▶ Required task: Below are the entries; state how many of their lines contain the string "instinct", and nothing more.

Recorded data:
>> start
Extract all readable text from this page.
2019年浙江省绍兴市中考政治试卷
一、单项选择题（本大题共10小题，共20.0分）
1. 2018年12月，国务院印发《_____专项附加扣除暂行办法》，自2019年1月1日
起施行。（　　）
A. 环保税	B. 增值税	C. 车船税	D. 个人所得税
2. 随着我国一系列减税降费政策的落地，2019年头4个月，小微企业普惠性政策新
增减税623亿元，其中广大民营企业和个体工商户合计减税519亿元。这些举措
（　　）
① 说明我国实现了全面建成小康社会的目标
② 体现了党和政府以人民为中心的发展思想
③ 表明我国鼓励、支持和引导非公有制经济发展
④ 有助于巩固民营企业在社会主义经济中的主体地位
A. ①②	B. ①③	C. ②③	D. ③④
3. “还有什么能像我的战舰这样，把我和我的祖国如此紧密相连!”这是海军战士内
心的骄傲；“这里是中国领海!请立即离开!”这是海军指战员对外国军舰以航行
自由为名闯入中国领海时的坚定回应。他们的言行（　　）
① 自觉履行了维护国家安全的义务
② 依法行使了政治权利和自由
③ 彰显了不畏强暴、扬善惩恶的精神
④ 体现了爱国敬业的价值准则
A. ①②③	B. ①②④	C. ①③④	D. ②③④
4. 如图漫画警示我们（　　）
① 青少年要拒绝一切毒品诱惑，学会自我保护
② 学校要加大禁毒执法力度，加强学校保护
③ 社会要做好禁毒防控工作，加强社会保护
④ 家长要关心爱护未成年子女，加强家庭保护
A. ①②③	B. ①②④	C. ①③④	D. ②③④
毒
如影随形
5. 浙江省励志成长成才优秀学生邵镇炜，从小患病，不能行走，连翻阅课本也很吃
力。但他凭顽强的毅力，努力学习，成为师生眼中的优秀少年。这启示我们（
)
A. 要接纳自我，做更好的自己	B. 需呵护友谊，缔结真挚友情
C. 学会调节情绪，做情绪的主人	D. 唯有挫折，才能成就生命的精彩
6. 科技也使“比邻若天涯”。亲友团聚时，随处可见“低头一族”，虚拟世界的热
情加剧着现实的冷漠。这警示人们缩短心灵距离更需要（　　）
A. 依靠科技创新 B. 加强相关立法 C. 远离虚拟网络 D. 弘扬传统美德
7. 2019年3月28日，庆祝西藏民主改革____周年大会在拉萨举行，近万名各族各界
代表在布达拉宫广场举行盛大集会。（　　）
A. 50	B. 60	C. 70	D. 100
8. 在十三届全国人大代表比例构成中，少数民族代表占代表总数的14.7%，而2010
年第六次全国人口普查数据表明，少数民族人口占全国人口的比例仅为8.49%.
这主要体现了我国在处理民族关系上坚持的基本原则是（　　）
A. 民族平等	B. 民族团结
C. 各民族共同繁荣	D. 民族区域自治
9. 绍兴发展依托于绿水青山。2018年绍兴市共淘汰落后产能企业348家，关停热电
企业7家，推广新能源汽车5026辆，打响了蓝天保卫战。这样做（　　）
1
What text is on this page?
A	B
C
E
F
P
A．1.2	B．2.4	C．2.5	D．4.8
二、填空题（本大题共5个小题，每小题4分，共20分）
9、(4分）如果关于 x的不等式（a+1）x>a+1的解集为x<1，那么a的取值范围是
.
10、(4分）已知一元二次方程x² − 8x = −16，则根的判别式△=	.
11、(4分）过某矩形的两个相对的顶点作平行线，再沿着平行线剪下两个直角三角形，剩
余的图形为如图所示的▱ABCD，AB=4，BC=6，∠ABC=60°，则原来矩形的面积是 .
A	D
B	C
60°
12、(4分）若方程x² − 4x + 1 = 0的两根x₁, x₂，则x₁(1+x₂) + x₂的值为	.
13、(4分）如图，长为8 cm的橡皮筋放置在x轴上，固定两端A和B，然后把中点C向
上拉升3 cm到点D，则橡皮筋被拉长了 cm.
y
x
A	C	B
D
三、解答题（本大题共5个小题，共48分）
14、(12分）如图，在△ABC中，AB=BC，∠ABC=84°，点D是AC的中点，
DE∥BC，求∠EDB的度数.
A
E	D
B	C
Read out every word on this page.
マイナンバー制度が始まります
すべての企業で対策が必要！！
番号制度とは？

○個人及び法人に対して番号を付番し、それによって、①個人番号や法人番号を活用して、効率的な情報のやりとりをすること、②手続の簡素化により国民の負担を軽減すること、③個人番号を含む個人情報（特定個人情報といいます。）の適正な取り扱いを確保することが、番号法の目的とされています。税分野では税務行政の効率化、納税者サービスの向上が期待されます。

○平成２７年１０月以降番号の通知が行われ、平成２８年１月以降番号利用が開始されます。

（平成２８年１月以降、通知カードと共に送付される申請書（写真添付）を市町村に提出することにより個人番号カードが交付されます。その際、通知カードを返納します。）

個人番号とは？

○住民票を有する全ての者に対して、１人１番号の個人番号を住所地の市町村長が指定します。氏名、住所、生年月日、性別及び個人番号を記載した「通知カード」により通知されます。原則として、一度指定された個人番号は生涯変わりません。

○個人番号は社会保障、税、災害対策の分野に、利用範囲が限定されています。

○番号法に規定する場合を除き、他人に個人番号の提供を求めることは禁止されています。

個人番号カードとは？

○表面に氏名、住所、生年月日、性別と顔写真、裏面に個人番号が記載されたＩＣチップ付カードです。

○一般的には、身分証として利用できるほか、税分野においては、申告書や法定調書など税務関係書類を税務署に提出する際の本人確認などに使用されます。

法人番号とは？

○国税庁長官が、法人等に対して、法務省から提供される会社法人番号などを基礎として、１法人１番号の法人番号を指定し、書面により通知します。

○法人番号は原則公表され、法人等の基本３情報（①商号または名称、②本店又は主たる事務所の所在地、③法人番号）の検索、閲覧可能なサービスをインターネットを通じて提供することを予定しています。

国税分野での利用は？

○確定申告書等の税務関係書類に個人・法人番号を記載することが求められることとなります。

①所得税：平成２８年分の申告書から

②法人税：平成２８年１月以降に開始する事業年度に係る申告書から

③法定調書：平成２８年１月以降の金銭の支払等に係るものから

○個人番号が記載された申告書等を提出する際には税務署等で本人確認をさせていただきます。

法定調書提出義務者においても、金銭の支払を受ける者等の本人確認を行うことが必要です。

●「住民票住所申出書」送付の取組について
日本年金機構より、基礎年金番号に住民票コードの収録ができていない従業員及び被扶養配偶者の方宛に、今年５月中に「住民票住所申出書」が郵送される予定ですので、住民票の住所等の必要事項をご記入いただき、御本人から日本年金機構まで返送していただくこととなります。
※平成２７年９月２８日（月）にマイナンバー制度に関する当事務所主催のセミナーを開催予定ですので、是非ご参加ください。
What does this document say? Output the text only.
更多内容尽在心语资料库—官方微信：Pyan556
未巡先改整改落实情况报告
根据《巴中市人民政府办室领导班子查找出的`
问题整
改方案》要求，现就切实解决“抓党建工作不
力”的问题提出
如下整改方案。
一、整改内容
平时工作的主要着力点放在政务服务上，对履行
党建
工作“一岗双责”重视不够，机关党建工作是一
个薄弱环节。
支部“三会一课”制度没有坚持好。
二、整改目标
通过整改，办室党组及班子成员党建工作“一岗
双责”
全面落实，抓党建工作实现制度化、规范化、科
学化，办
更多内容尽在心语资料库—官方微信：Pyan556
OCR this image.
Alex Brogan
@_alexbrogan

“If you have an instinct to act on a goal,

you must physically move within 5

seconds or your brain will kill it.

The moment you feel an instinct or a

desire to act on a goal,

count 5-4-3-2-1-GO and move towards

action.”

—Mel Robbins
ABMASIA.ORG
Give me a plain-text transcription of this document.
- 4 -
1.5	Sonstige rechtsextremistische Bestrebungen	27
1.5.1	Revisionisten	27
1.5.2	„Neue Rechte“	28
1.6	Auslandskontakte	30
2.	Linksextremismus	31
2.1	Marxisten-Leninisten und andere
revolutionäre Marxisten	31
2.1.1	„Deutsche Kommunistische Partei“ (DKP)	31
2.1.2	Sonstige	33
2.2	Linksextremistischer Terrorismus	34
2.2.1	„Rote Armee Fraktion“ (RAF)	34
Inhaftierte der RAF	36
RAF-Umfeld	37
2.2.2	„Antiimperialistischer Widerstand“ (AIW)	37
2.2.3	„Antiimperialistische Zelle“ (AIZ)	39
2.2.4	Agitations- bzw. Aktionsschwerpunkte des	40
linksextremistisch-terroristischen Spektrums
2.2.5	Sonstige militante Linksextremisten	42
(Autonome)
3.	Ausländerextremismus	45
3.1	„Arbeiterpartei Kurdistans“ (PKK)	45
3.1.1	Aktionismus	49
>> end
▶ Exercise answer: 2